**Exercise:**
With the images removed, repeat the data below exactly.

**Raw data:**
:::

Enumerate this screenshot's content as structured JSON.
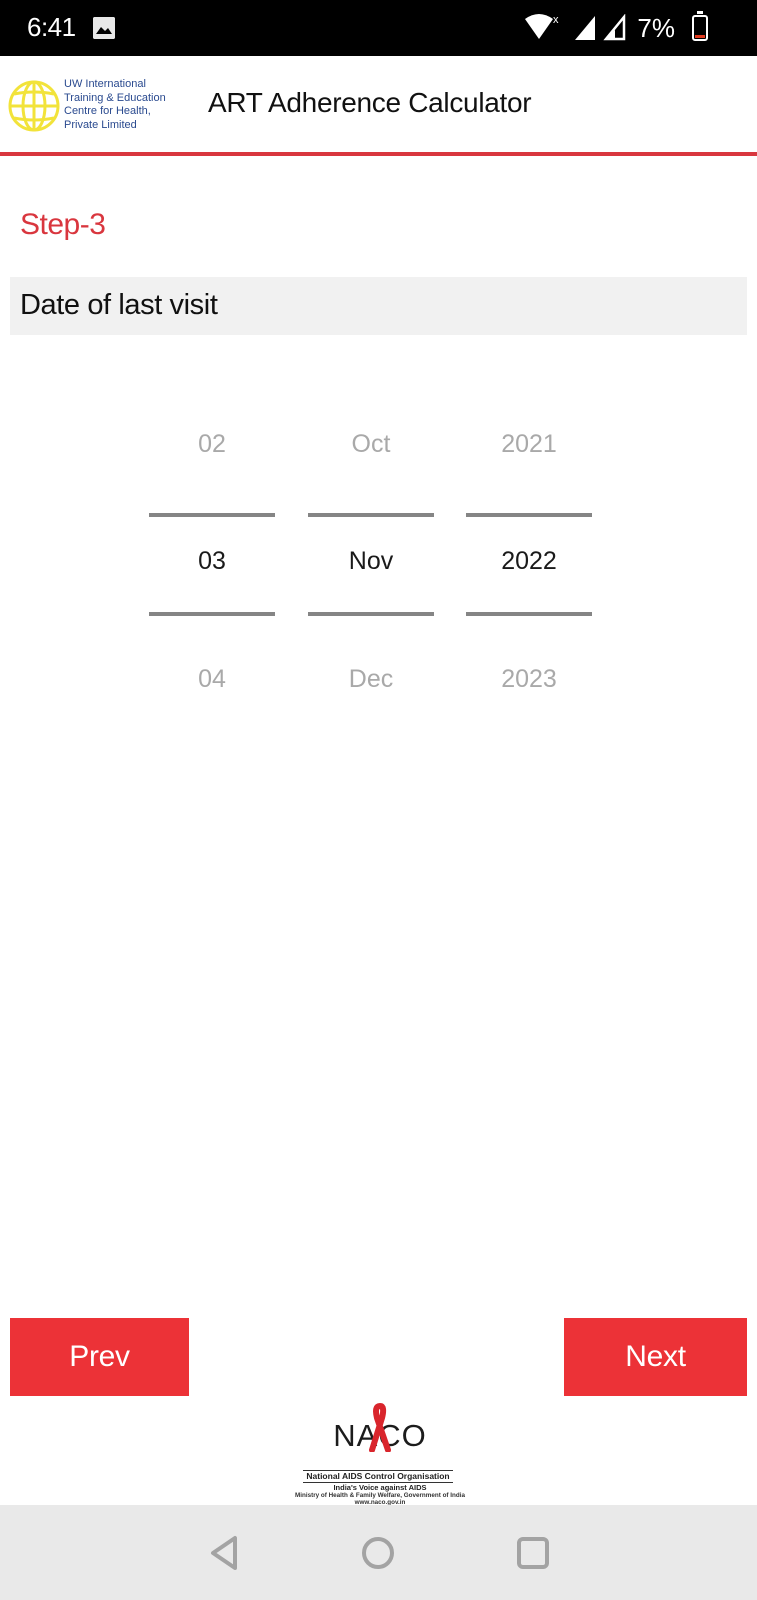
{
  "status_bar": {
    "time": "6:41",
    "battery_percent": "7%",
    "icons": [
      "image-notification-icon",
      "wifi-icon",
      "signal-icon",
      "signal-empty-icon",
      "battery-icon"
    ]
  },
  "header": {
    "org_logo_icon": "globe-logo-icon",
    "org_name_lines": [
      "UW International",
      "Training & Education",
      "Centre for Health,",
      "Private Limited"
    ],
    "title": "ART Adherence Calculator",
    "accent_color": "#d9363e"
  },
  "step": {
    "label": "Step-3",
    "field_label": "Date of last visit"
  },
  "date_picker": {
    "day": {
      "prev": "02",
      "selected": "03",
      "next": "04"
    },
    "month": {
      "prev": "Oct",
      "selected": "Nov",
      "next": "Dec"
    },
    "year": {
      "prev": "2021",
      "selected": "2022",
      "next": "2023"
    }
  },
  "buttons": {
    "prev_label": "Prev",
    "next_label": "Next",
    "color": "#ec3237"
  },
  "footer": {
    "logo_text": "NACO",
    "org_name": "National AIDS Control Organisation",
    "tagline": "India's Voice against AIDS",
    "ministry": "Ministry of Health & Family Welfare, Government of India",
    "url": "www.naco.gov.in"
  },
  "nav_bar": {
    "icons": [
      "back-icon",
      "home-icon",
      "recents-icon"
    ]
  }
}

:::

**Completed task:**
Enumerate this screenshot's content as structured JSON.
{
  "status_bar": {
    "time": "6:41",
    "battery_percent": "7%",
    "icons": [
      "image-notification-icon",
      "wifi-icon",
      "signal-icon",
      "signal-empty-icon",
      "battery-icon"
    ]
  },
  "header": {
    "org_logo_icon": "globe-logo-icon",
    "org_name_lines": [
      "UW International",
      "Training & Education",
      "Centre for Health,",
      "Private Limited"
    ],
    "title": "ART Adherence Calculator",
    "accent_color": "#d9363e"
  },
  "step": {
    "label": "Step-3",
    "field_label": "Date of last visit"
  },
  "date_picker": {
    "day": {
      "prev": "02",
      "selected": "03",
      "next": "04"
    },
    "month": {
      "prev": "Oct",
      "selected": "Nov",
      "next": "Dec"
    },
    "year": {
      "prev": "2021",
      "selected": "2022",
      "next": "2023"
    }
  },
  "buttons": {
    "prev_label": "Prev",
    "next_label": "Next",
    "color": "#ec3237"
  },
  "footer": {
    "logo_text": "NACO",
    "org_name": "National AIDS Control Organisation",
    "tagline": "India's Voice against AIDS",
    "ministry": "Ministry of Health & Family Welfare, Government of India",
    "url": "www.naco.gov.in"
  },
  "nav_bar": {
    "icons": [
      "back-icon",
      "home-icon",
      "recents-icon"
    ]
  }
}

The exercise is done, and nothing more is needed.